[Data entries]
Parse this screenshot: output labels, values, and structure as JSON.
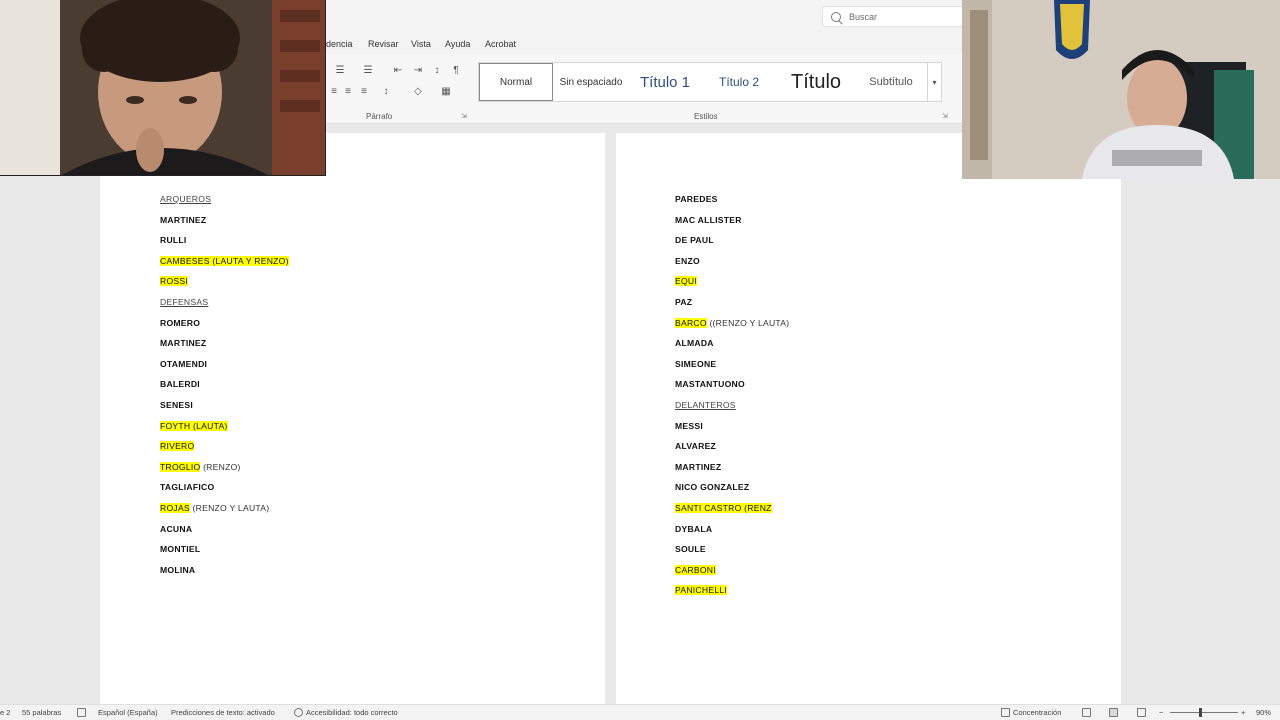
{
  "search": {
    "placeholder": "Buscar"
  },
  "menu": {
    "items": [
      "dencia",
      "Revisar",
      "Vista",
      "Ayuda",
      "Acrobat"
    ]
  },
  "ribbon": {
    "paragraph_label": "Párrafo",
    "styles_label": "Estilos",
    "styles": [
      "Normal",
      "Sin espaciado",
      "Título 1",
      "Título 2",
      "Título",
      "Subtítulo"
    ]
  },
  "document": {
    "left": [
      {
        "text": "ARQUEROS",
        "kind": "heading"
      },
      {
        "text": "MARTINEZ",
        "kind": "name"
      },
      {
        "text": "RULLI",
        "kind": "name"
      },
      {
        "text": "CAMBESES (LAUTA Y RENZO)",
        "kind": "highlight"
      },
      {
        "text": "ROSSI",
        "kind": "highlight"
      },
      {
        "text": "DEFENSAS",
        "kind": "heading"
      },
      {
        "text": "ROMERO",
        "kind": "name"
      },
      {
        "text": "MARTINEZ",
        "kind": "name"
      },
      {
        "text": "OTAMENDI",
        "kind": "name"
      },
      {
        "text": "BALERDI",
        "kind": "name"
      },
      {
        "text": "SENESI",
        "kind": "name"
      },
      {
        "text": "FOYTH (LAUTA)",
        "kind": "highlight"
      },
      {
        "text": "RIVERO",
        "kind": "highlight"
      },
      {
        "text": "TROGLIO",
        "kind": "highlight",
        "note": " (RENZO)"
      },
      {
        "text": "TAGLIAFICO",
        "kind": "name"
      },
      {
        "text": "ROJAS",
        "kind": "highlight",
        "note": " (RENZO Y LAUTA)"
      },
      {
        "text": "ACUNA",
        "kind": "name"
      },
      {
        "text": "MONTIEL",
        "kind": "name"
      },
      {
        "text": "MOLINA",
        "kind": "name"
      }
    ],
    "right": [
      {
        "text": "PAREDES",
        "kind": "name"
      },
      {
        "text": "MAC ALLISTER",
        "kind": "name"
      },
      {
        "text": "DE PAUL",
        "kind": "name"
      },
      {
        "text": "ENZO",
        "kind": "name"
      },
      {
        "text": "EQUI",
        "kind": "highlight"
      },
      {
        "text": "PAZ",
        "kind": "name"
      },
      {
        "text": "BARCO",
        "kind": "highlight",
        "note": " ((RENZO Y LAUTA)"
      },
      {
        "text": "ALMADA",
        "kind": "name"
      },
      {
        "text": "SIMEONE",
        "kind": "name"
      },
      {
        "text": "MASTANTUONO",
        "kind": "name"
      },
      {
        "text": "DELANTEROS",
        "kind": "heading"
      },
      {
        "text": "MESSI",
        "kind": "name"
      },
      {
        "text": "ALVAREZ",
        "kind": "name"
      },
      {
        "text": "MARTINEZ",
        "kind": "name"
      },
      {
        "text": "NICO GONZALEZ",
        "kind": "name"
      },
      {
        "text": "SANTI CASTRO  (RENZ",
        "kind": "highlight"
      },
      {
        "text": "DYBALA",
        "kind": "name"
      },
      {
        "text": "SOULE",
        "kind": "name"
      },
      {
        "text": "CARBONI",
        "kind": "highlight"
      },
      {
        "text": "PANICHELLI",
        "kind": "highlight"
      }
    ]
  },
  "statusbar": {
    "page": "e 2",
    "words": "55 palabras",
    "language": "Español (España)",
    "predictions": "Predicciones de texto: activado",
    "accessibility": "Accesibilidad: todo correcto",
    "focus": "Concentración",
    "zoom": "90%"
  },
  "colors": {
    "highlight": "#ffff00",
    "ribbon_bg": "#f3f3f3",
    "canvas_bg": "#e9e9e9"
  }
}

> [Given task] Copy every line of the listing where the word "LAUTA" appears.

> [Complete answer]
        "text": "CAMBESES (LAUTA Y RENZO)",
        "text": "FOYTH (LAUTA)",
        "note": " (RENZO Y LAUTA)"
        "note": " ((RENZO Y LAUTA)"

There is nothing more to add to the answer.